_TO DO_
The entries below need to be written out exactly, with no pictures included.

_RECORDS FOR THIS TASK_
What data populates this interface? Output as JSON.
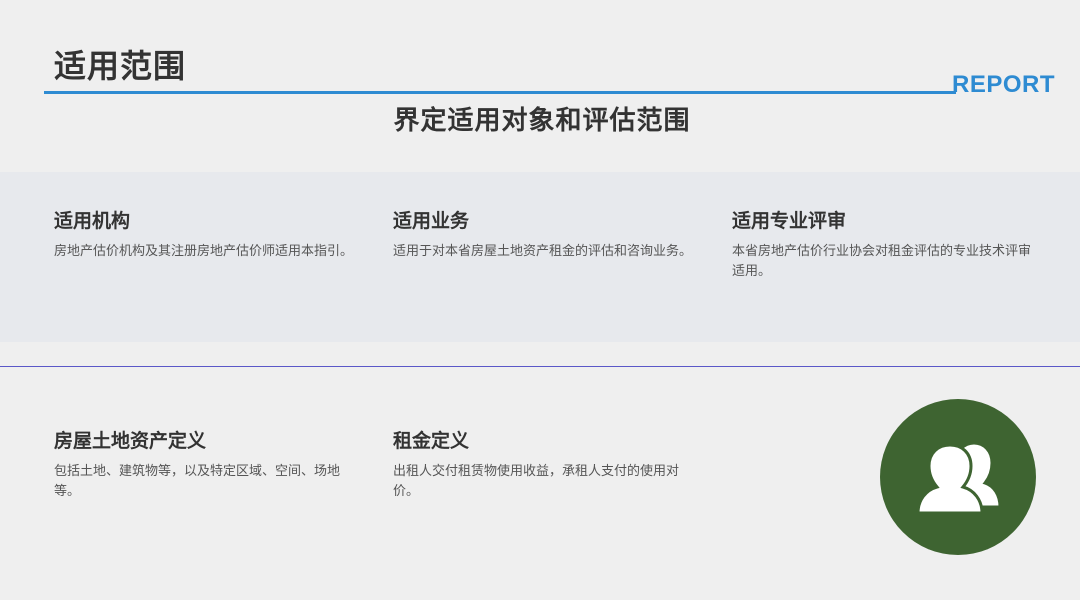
{
  "header": {
    "title": "适用范围",
    "brand": "REPORT"
  },
  "subtitle": "界定适用对象和评估范围",
  "cards_top": [
    {
      "heading": "适用机构",
      "text": "房地产估价机构及其注册房地产估价师适用本指引。"
    },
    {
      "heading": "适用业务",
      "text": "适用于对本省房屋土地资产租金的评估和咨询业务。"
    },
    {
      "heading": "适用专业评审",
      "text": "本省房地产估价行业协会对租金评估的专业技术评审适用。"
    }
  ],
  "cards_bottom": [
    {
      "heading": "房屋土地资产定义",
      "text": "包括土地、建筑物等，以及特定区域、空间、场地等。"
    },
    {
      "heading": "租金定义",
      "text": "出租人交付租赁物使用收益，承租人支付的使用对价。"
    }
  ],
  "icon": {
    "name": "users-icon",
    "background": "#3e6431",
    "color": "#ffffff"
  },
  "colors": {
    "accent": "#2e8bd2",
    "divider": "#5a57c8",
    "band": "#e7e9ed",
    "background": "#efefef"
  }
}
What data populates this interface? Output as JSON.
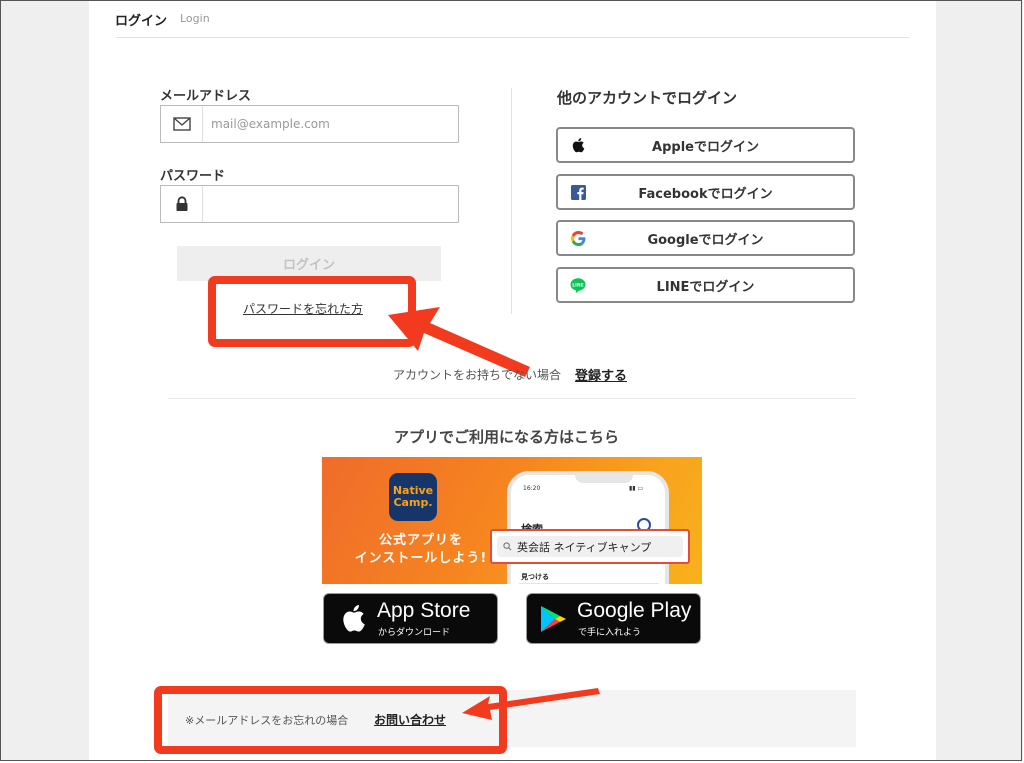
{
  "header": {
    "title": "ログイン",
    "subtitle": "Login"
  },
  "form": {
    "email_label": "メールアドレス",
    "email_placeholder": "mail@example.com",
    "email_value": "",
    "password_label": "パスワード",
    "password_value": "",
    "login_button": "ログイン",
    "forgot_link": "パスワードを忘れた方"
  },
  "social": {
    "title": "他のアカウントでログイン",
    "buttons": [
      {
        "label": "Appleでログイン",
        "icon": "apple-icon"
      },
      {
        "label": "Facebookでログイン",
        "icon": "facebook-icon"
      },
      {
        "label": "Googleでログイン",
        "icon": "google-icon"
      },
      {
        "label": "LINEでログイン",
        "icon": "line-icon"
      }
    ]
  },
  "signup": {
    "text": "アカウントをお持ちでない場合",
    "link": "登録する"
  },
  "app": {
    "title": "アプリでご利用になる方はこちら",
    "banner": {
      "logo_line1": "Native",
      "logo_line2": "Camp.",
      "line1": "公式アプリを",
      "line2": "インストールしよう!",
      "phone_time": "16:20",
      "phone_heading": "検索",
      "phone_search": "英会話 ネイティブキャンプ",
      "phone_find": "見つける"
    },
    "app_store": {
      "main": "App Store",
      "sub": "からダウンロード"
    },
    "google_play": {
      "main": "Google Play",
      "sub": "で手に入れよう"
    }
  },
  "notice": {
    "text": "※メールアドレスをお忘れの場合",
    "link": "お問い合わせ"
  },
  "colors": {
    "highlight": "#f23a1e",
    "banner_orange": "#f6851f",
    "logo_navy": "#16356b"
  }
}
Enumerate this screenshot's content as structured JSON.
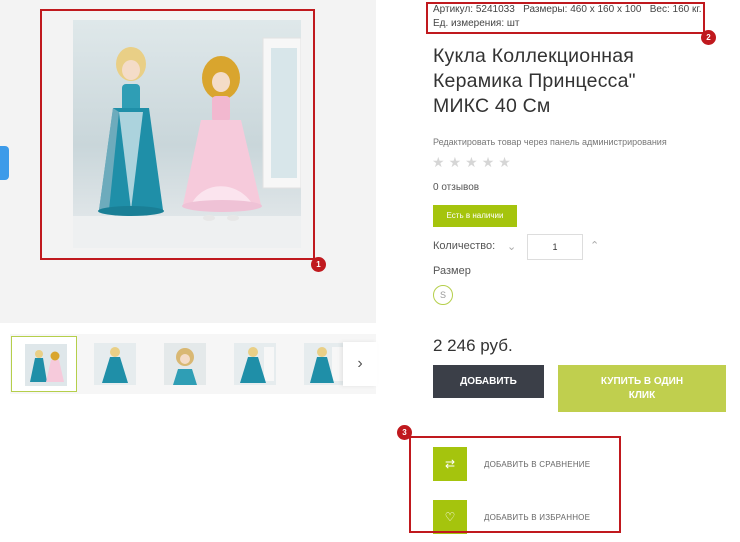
{
  "gallery": {
    "thumb_count": 5,
    "next_icon": "chevron-right-icon"
  },
  "product": {
    "article": "Артикул: 5241033",
    "dimensions": "Размеры: 460 x 160 x 100",
    "weight": "Вес: 160 кг.",
    "unit": "Ед. измерения: шт",
    "title_lines": [
      "Кукла Коллекционная",
      "Керамика Принцесса\"",
      "МИКС 40 См"
    ],
    "admin_link": "Редактировать товар через панель администрирования",
    "rating": {
      "value": 0,
      "max": 5
    },
    "reviews": "0 отзывов",
    "availability": "Есть в наличии",
    "quantity_label": "Количество:",
    "quantity_value": "1",
    "size_label": "Размер",
    "size_option": "S",
    "price": "2 246 руб."
  },
  "buttons": {
    "add": "ДОБАВИТЬ",
    "one_click_lines": [
      "КУПИТЬ В ОДИН",
      "КЛИК"
    ]
  },
  "actions": [
    {
      "icon": "shuffle-icon",
      "label": "ДОБАВИТЬ В СРАВНЕНИЕ"
    },
    {
      "icon": "heart-icon",
      "label": "ДОБАВИТЬ В ИЗБРАННОЕ"
    }
  ],
  "annotations": [
    "1",
    "2",
    "3"
  ],
  "colors": {
    "accent_green": "#a5c40d",
    "dark_button": "#3b3f48",
    "annotation_red": "#c0191e",
    "side_tab_blue": "#3d9be9"
  }
}
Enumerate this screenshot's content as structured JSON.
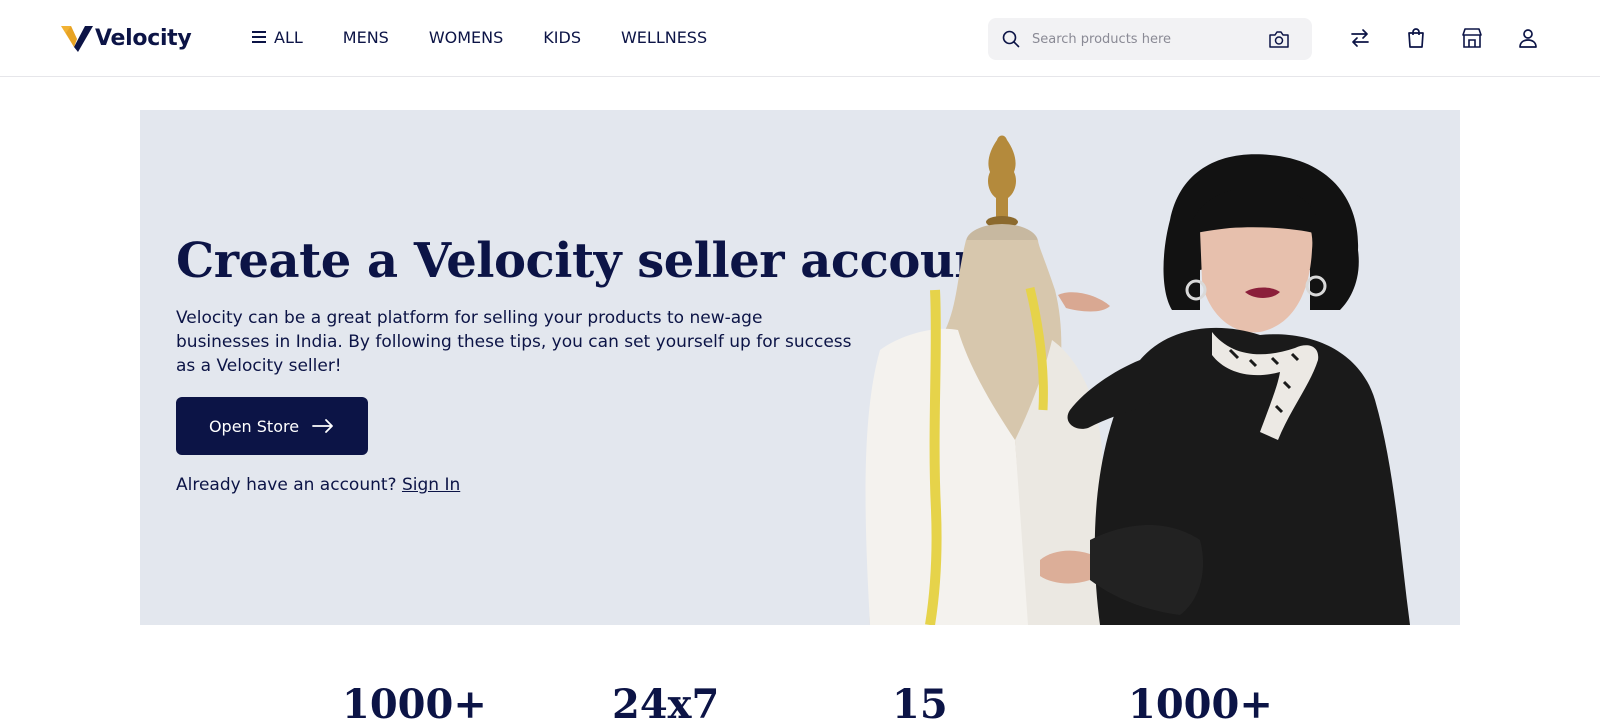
{
  "brand": {
    "name": "Velocity",
    "primary_color": "#0c1446",
    "accent_color": "#f2b233"
  },
  "nav": {
    "items": [
      {
        "label": "ALL",
        "icon": "menu-icon"
      },
      {
        "label": "MENS"
      },
      {
        "label": "WOMENS"
      },
      {
        "label": "KIDS"
      },
      {
        "label": "WELLNESS"
      }
    ]
  },
  "search": {
    "placeholder": "Search products here",
    "icon": "search-icon",
    "camera_icon": "camera-icon"
  },
  "header_icons": [
    "swap-icon",
    "shopping-bag-icon",
    "store-icon",
    "user-icon"
  ],
  "hero": {
    "title": "Create a Velocity seller account",
    "description": "Velocity can be a great platform for selling your products to new-age businesses in India. By following these tips, you can set yourself up for success as a Velocity seller!",
    "cta_label": "Open Store",
    "signin_prompt": "Already have an account?",
    "signin_link": "Sign In",
    "background": "#e3e7ee"
  },
  "stats": [
    "1000+",
    "24x7",
    "15",
    "1000+"
  ]
}
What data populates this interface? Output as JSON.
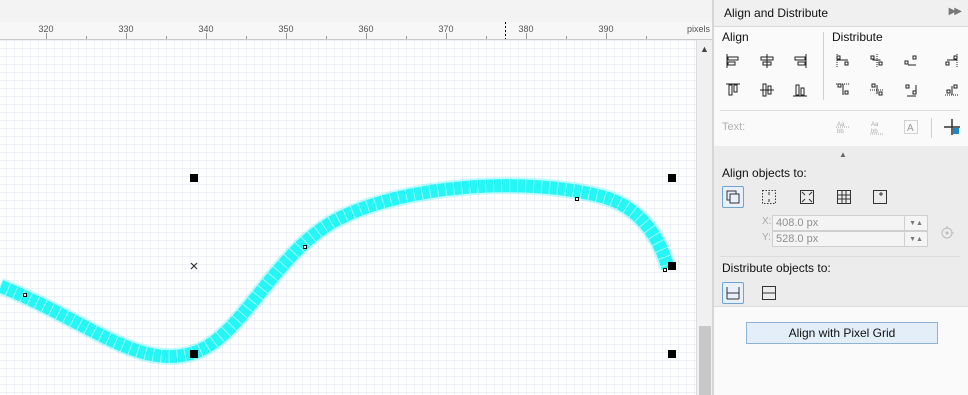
{
  "ruler": {
    "ticks": [
      "320",
      "330",
      "340",
      "350",
      "360",
      "370",
      "380",
      "390"
    ],
    "unit": "pixels"
  },
  "panel": {
    "title": "Align and Distribute",
    "collapse_icon": "double-chevron-right-icon",
    "align_heading": "Align",
    "distribute_heading": "Distribute",
    "text_label": "Text:",
    "align_objects_to": "Align objects to:",
    "x_label": "X:",
    "x_value": "408.0 px",
    "y_label": "Y:",
    "y_value": "528.0 px",
    "distribute_objects_to": "Distribute objects to:",
    "pixel_grid_button": "Align with Pixel Grid"
  },
  "colors": {
    "stroke": "#00f4f4",
    "grid_line": "#dde3ef",
    "handle": "#000000",
    "selected_border": "#6ea3d6"
  }
}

_FINAL RESULT_
What data populates this interface? Output as JSON.
{
  "header": {
    "title": "适用范围",
    "brand": "REPORT"
  },
  "subtitle": "界定适用对象和评估范围",
  "cards_top": [
    {
      "heading": "适用机构",
      "text": "房地产估价机构及其注册房地产估价师适用本指引。"
    },
    {
      "heading": "适用业务",
      "text": "适用于对本省房屋土地资产租金的评估和咨询业务。"
    },
    {
      "heading": "适用专业评审",
      "text": "本省房地产估价行业协会对租金评估的专业技术评审适用。"
    }
  ],
  "cards_bottom": [
    {
      "heading": "房屋土地资产定义",
      "text": "包括土地、建筑物等，以及特定区域、空间、场地等。"
    },
    {
      "heading": "租金定义",
      "text": "出租人交付租赁物使用收益，承租人支付的使用对价。"
    }
  ],
  "icon": {
    "name": "users-icon",
    "background": "#3e6431",
    "color": "#ffffff"
  },
  "colors": {
    "accent": "#2e8bd2",
    "divider": "#5a57c8",
    "band": "#e7e9ed",
    "background": "#efefef"
  }
}
What data populates this interface? Output as JSON.
{
  "header": {
    "title": "ログイン",
    "subtitle": "Login"
  },
  "form": {
    "email_label": "メールアドレス",
    "email_placeholder": "mail@example.com",
    "email_value": "",
    "password_label": "パスワード",
    "password_value": "",
    "login_button": "ログイン",
    "forgot_link": "パスワードを忘れた方"
  },
  "social": {
    "title": "他のアカウントでログイン",
    "buttons": [
      {
        "label": "Appleでログイン",
        "icon": "apple-icon"
      },
      {
        "label": "Facebookでログイン",
        "icon": "facebook-icon"
      },
      {
        "label": "Googleでログイン",
        "icon": "google-icon"
      },
      {
        "label": "LINEでログイン",
        "icon": "line-icon"
      }
    ]
  },
  "signup": {
    "text": "アカウントをお持ちでない場合",
    "link": "登録する"
  },
  "app": {
    "title": "アプリでご利用になる方はこちら",
    "banner": {
      "logo_line1": "Native",
      "logo_line2": "Camp.",
      "line1": "公式アプリを",
      "line2": "インストールしよう!",
      "phone_time": "16:20",
      "phone_heading": "検索",
      "phone_search": "英会話 ネイティブキャンプ",
      "phone_find": "見つける"
    },
    "app_store": {
      "main": "App Store",
      "sub": "からダウンロード"
    },
    "google_play": {
      "main": "Google Play",
      "sub": "で手に入れよう"
    }
  },
  "notice": {
    "text": "※メールアドレスをお忘れの場合",
    "link": "お問い合わせ"
  },
  "colors": {
    "highlight": "#f23a1e",
    "banner_orange": "#f6851f",
    "logo_navy": "#16356b"
  }
}
Enumerate this screenshot's content as structured JSON.
{
  "gallery": {
    "thumb_count": 5,
    "next_icon": "chevron-right-icon"
  },
  "product": {
    "article": "Артикул: 5241033",
    "dimensions": "Размеры: 460 x 160 x 100",
    "weight": "Вес: 160 кг.",
    "unit": "Ед. измерения: шт",
    "title_lines": [
      "Кукла Коллекционная",
      "Керамика Принцесса\"",
      "МИКС 40 См"
    ],
    "admin_link": "Редактировать товар через панель администрирования",
    "rating": {
      "value": 0,
      "max": 5
    },
    "reviews": "0 отзывов",
    "availability": "Есть в наличии",
    "quantity_label": "Количество:",
    "quantity_value": "1",
    "size_label": "Размер",
    "size_option": "S",
    "price": "2 246 руб."
  },
  "buttons": {
    "add": "ДОБАВИТЬ",
    "one_click_lines": [
      "КУПИТЬ В ОДИН",
      "КЛИК"
    ]
  },
  "actions": [
    {
      "icon": "shuffle-icon",
      "label": "ДОБАВИТЬ В СРАВНЕНИЕ"
    },
    {
      "icon": "heart-icon",
      "label": "ДОБАВИТЬ В ИЗБРАННОЕ"
    }
  ],
  "annotations": [
    "1",
    "2",
    "3"
  ],
  "colors": {
    "accent_green": "#a5c40d",
    "dark_button": "#3b3f48",
    "annotation_red": "#c0191e",
    "side_tab_blue": "#3d9be9"
  }
}
Enumerate this screenshot's content as structured JSON.
{
  "brand": {
    "name": "Velocity",
    "primary_color": "#0c1446",
    "accent_color": "#f2b233"
  },
  "nav": {
    "items": [
      {
        "label": "ALL",
        "icon": "menu-icon"
      },
      {
        "label": "MENS"
      },
      {
        "label": "WOMENS"
      },
      {
        "label": "KIDS"
      },
      {
        "label": "WELLNESS"
      }
    ]
  },
  "search": {
    "placeholder": "Search products here",
    "icon": "search-icon",
    "camera_icon": "camera-icon"
  },
  "header_icons": [
    "swap-icon",
    "shopping-bag-icon",
    "store-icon",
    "user-icon"
  ],
  "hero": {
    "title": "Create a Velocity seller account",
    "description": "Velocity can be a great platform for selling your products to new-age businesses in India. By following these tips, you can set yourself up for success as a Velocity seller!",
    "cta_label": "Open Store",
    "signin_prompt": "Already have an account?",
    "signin_link": "Sign In",
    "background": "#e3e7ee"
  },
  "stats": [
    "1000+",
    "24x7",
    "15",
    "1000+"
  ]
}
What data populates this interface? Output as JSON.
{
  "ruler": {
    "ticks": [
      "320",
      "330",
      "340",
      "350",
      "360",
      "370",
      "380",
      "390"
    ],
    "unit": "pixels"
  },
  "panel": {
    "title": "Align and Distribute",
    "collapse_icon": "double-chevron-right-icon",
    "align_heading": "Align",
    "distribute_heading": "Distribute",
    "text_label": "Text:",
    "align_objects_to": "Align objects to:",
    "x_label": "X:",
    "x_value": "408.0 px",
    "y_label": "Y:",
    "y_value": "528.0 px",
    "distribute_objects_to": "Distribute objects to:",
    "pixel_grid_button": "Align with Pixel Grid"
  },
  "colors": {
    "stroke": "#00f4f4",
    "grid_line": "#dde3ef",
    "handle": "#000000",
    "selected_border": "#6ea3d6"
  }
}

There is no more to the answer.